PROBLEM STATEMENT
Go through the lines below and copy each one that holds the string "than".

Dataset records
============
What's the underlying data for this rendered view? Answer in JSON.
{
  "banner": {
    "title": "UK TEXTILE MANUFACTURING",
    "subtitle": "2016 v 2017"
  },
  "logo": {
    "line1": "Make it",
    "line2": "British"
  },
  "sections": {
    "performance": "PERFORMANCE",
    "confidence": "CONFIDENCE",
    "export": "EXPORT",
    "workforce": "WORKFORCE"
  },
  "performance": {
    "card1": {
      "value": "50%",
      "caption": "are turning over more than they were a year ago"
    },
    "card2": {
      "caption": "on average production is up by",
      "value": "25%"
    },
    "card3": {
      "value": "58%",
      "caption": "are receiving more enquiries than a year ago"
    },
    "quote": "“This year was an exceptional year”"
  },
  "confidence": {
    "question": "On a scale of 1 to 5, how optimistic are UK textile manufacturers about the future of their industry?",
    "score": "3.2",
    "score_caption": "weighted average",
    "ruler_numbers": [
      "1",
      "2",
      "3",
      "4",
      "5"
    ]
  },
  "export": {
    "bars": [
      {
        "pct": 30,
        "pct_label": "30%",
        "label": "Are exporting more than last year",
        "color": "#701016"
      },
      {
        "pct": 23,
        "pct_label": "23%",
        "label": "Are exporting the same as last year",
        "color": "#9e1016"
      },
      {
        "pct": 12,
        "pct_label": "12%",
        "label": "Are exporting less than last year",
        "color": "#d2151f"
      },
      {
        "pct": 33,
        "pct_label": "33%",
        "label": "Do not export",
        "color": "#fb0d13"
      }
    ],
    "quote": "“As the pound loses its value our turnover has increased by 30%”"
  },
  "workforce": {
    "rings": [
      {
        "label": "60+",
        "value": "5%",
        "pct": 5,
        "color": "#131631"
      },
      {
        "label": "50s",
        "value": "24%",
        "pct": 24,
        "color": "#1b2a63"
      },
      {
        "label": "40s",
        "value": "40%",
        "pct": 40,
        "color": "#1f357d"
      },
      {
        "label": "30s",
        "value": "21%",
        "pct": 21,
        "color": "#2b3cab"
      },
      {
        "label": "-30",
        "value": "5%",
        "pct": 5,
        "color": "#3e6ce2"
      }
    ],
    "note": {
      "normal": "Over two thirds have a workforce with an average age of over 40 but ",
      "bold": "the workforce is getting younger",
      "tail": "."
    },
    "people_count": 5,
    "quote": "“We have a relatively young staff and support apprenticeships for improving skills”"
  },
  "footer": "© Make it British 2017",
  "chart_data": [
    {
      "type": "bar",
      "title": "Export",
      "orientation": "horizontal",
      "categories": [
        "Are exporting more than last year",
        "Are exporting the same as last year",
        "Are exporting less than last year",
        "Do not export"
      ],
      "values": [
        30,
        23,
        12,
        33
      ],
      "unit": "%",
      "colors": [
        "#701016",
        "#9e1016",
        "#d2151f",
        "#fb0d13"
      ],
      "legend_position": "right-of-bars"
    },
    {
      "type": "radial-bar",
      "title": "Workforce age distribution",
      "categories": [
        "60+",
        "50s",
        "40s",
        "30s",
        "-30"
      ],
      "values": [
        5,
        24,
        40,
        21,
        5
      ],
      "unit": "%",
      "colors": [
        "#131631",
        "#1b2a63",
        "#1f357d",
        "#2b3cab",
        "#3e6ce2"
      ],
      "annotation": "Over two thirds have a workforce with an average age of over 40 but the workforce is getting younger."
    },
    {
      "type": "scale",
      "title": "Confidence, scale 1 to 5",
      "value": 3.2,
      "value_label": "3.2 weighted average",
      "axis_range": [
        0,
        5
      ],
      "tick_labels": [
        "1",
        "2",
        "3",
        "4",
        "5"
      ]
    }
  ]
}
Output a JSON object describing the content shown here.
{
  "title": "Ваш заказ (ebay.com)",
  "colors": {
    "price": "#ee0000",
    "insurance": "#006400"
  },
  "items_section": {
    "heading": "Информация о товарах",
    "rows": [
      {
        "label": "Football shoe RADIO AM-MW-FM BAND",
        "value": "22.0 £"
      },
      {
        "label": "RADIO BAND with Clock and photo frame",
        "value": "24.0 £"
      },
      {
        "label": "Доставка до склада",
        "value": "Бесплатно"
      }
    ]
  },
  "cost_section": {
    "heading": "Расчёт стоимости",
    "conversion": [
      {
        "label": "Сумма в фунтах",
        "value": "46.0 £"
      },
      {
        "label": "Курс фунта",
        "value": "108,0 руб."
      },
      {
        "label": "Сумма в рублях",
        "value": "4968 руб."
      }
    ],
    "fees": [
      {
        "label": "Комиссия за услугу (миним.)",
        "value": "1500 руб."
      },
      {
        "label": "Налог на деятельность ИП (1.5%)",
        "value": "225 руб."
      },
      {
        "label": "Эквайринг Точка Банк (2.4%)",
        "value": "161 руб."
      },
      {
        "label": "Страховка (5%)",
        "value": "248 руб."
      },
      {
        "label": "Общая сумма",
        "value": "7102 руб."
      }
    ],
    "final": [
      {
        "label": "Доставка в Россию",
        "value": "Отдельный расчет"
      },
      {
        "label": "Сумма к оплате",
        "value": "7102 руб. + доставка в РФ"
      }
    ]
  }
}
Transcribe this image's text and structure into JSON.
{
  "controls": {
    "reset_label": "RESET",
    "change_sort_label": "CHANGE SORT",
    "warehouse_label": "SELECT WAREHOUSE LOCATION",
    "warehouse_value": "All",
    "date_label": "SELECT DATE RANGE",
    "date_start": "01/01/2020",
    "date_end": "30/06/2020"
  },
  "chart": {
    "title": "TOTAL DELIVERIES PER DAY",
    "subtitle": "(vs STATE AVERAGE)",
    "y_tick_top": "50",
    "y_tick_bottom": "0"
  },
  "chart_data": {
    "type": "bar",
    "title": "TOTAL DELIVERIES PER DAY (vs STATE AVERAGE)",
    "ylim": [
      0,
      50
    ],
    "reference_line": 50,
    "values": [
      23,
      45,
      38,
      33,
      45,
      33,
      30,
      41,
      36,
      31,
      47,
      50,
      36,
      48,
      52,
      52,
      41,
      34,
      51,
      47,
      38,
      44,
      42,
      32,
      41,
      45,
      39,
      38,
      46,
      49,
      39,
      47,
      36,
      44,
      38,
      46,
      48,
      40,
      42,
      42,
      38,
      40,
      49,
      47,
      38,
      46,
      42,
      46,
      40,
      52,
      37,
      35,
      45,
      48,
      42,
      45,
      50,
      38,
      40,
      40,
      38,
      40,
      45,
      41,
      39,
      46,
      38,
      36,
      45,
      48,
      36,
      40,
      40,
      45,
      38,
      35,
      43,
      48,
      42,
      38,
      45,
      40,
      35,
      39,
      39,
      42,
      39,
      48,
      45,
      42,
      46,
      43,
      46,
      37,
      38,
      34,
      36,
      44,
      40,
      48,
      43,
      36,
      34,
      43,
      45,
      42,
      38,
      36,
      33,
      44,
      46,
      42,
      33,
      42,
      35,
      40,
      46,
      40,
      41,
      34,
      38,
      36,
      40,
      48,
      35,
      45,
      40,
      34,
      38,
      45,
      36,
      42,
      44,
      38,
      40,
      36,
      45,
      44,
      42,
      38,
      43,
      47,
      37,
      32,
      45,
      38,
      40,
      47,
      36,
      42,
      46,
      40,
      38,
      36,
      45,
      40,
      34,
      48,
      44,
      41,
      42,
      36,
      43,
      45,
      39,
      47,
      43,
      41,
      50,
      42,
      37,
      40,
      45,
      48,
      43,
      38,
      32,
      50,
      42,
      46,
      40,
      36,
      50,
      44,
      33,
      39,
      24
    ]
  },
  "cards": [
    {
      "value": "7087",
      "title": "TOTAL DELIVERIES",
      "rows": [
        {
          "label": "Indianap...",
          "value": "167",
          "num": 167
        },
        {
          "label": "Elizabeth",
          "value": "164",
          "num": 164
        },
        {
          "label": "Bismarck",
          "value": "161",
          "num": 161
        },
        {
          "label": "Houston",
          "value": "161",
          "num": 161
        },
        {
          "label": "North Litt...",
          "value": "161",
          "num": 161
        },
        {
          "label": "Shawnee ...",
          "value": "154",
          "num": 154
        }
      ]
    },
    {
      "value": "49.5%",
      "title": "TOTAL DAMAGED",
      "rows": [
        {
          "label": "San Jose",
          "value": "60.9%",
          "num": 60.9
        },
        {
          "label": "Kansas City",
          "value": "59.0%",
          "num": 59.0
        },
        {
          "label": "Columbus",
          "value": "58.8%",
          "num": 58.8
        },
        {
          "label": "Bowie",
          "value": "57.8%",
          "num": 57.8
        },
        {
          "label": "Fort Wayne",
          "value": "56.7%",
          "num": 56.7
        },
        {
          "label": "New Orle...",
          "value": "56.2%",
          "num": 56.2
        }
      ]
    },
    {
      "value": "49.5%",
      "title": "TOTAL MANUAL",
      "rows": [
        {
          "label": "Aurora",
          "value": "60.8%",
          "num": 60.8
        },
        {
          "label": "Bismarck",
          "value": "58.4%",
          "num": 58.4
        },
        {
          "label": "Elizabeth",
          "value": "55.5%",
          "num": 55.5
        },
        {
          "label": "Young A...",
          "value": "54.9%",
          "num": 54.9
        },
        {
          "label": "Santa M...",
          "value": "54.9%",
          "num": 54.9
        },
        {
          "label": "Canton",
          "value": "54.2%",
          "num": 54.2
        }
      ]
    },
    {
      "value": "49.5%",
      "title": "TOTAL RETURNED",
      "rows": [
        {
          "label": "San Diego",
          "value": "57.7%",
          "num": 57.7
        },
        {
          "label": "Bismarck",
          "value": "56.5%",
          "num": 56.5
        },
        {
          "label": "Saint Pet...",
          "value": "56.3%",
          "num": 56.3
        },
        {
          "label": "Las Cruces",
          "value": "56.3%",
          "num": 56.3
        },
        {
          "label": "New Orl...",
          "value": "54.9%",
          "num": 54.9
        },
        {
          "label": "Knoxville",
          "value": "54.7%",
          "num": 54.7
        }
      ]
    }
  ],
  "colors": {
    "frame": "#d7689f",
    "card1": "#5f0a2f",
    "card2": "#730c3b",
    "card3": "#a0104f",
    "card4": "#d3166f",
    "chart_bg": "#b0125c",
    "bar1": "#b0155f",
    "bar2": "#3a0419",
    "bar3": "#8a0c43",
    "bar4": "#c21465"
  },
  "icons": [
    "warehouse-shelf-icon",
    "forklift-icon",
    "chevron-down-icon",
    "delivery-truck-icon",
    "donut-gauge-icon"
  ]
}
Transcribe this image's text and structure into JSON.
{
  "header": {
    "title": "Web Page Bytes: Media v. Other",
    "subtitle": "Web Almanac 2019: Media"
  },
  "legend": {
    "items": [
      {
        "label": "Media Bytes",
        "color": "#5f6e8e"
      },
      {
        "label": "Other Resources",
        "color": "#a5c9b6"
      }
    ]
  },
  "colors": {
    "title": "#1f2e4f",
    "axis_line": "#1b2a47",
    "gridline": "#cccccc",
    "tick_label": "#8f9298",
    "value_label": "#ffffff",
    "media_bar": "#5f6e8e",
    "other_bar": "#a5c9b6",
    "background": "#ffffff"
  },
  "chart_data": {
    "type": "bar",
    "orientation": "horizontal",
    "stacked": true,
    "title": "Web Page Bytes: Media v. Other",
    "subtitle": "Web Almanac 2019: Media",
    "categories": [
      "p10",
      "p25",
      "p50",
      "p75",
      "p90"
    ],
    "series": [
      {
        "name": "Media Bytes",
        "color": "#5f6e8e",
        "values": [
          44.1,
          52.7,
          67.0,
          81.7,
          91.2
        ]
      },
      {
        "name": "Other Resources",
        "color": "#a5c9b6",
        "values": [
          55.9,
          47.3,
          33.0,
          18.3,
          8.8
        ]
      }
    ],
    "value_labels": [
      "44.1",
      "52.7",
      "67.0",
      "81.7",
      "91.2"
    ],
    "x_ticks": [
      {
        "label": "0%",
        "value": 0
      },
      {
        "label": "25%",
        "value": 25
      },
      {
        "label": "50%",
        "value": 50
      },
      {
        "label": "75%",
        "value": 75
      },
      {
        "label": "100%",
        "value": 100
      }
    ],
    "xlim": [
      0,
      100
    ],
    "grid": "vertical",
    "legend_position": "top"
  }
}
============
ANSWER TO THE TASK
      "caption": "are turning over more than they were a year ago"
      "caption": "are receiving more enquiries than a year ago"
        "label": "Are exporting more than last year",
        "label": "Are exporting less than last year",
        "Are exporting more than last year",
        "Are exporting less than last year",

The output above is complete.